[Stated problem] Copy out the listing that follows exactly, dropping every picture.

━━━━━ Records provided ━━━━━

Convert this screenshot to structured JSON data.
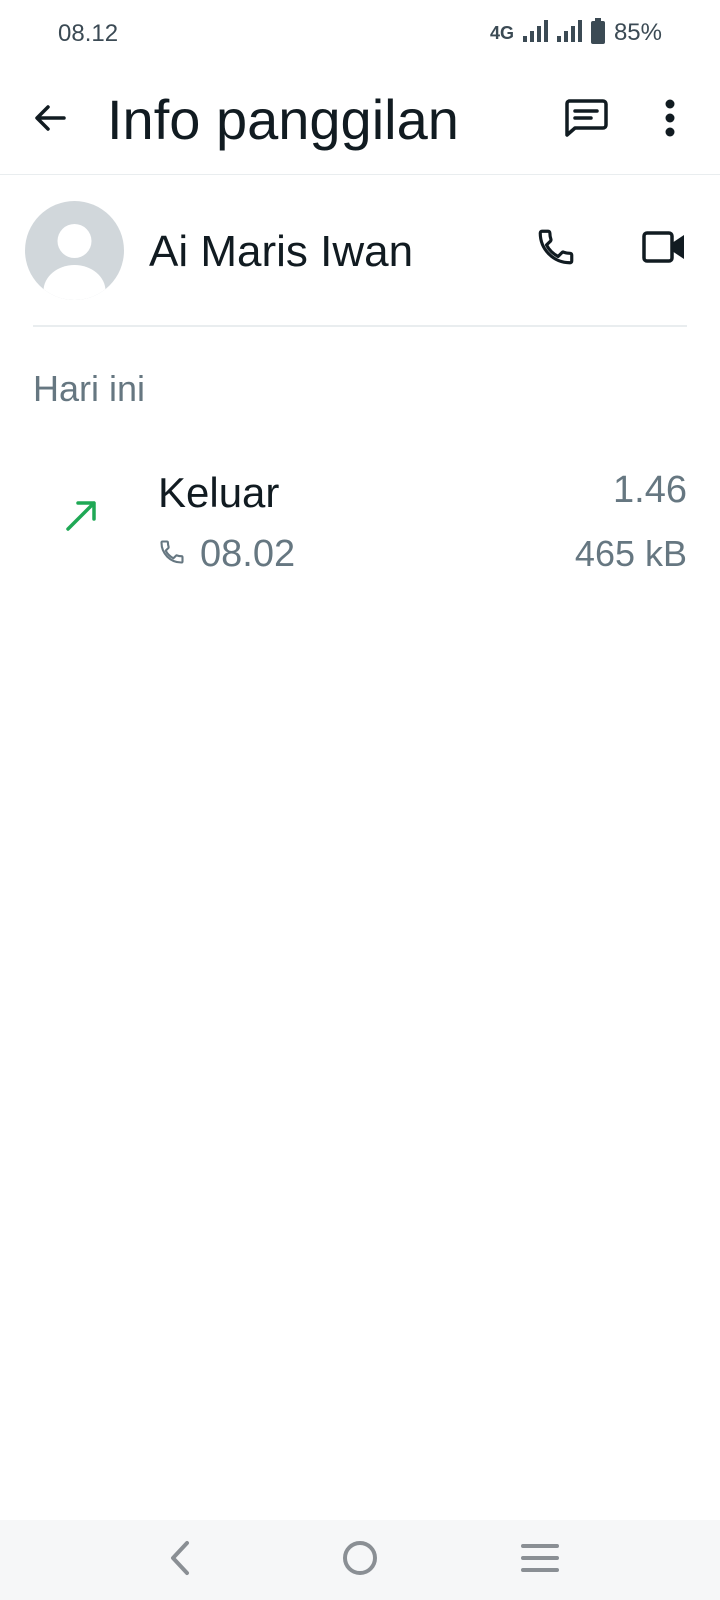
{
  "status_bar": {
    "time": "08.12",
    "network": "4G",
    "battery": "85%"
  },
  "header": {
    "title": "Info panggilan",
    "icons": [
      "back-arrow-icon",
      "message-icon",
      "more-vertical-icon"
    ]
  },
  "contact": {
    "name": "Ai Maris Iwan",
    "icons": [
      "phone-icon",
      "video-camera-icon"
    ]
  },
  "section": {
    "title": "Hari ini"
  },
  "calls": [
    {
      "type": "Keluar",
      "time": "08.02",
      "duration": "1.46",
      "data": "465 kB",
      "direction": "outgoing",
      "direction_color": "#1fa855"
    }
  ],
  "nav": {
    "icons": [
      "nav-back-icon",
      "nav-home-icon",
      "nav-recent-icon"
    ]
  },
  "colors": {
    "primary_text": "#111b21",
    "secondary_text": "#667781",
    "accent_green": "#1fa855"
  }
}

━━━━━

[Finished answer]
Convert this screenshot to structured JSON data.
{
  "status_bar": {
    "time": "08.12",
    "network": "4G",
    "battery": "85%"
  },
  "header": {
    "title": "Info panggilan",
    "icons": [
      "back-arrow-icon",
      "message-icon",
      "more-vertical-icon"
    ]
  },
  "contact": {
    "name": "Ai Maris Iwan",
    "icons": [
      "phone-icon",
      "video-camera-icon"
    ]
  },
  "section": {
    "title": "Hari ini"
  },
  "calls": [
    {
      "type": "Keluar",
      "time": "08.02",
      "duration": "1.46",
      "data": "465 kB",
      "direction": "outgoing",
      "direction_color": "#1fa855"
    }
  ],
  "nav": {
    "icons": [
      "nav-back-icon",
      "nav-home-icon",
      "nav-recent-icon"
    ]
  },
  "colors": {
    "primary_text": "#111b21",
    "secondary_text": "#667781",
    "accent_green": "#1fa855"
  }
}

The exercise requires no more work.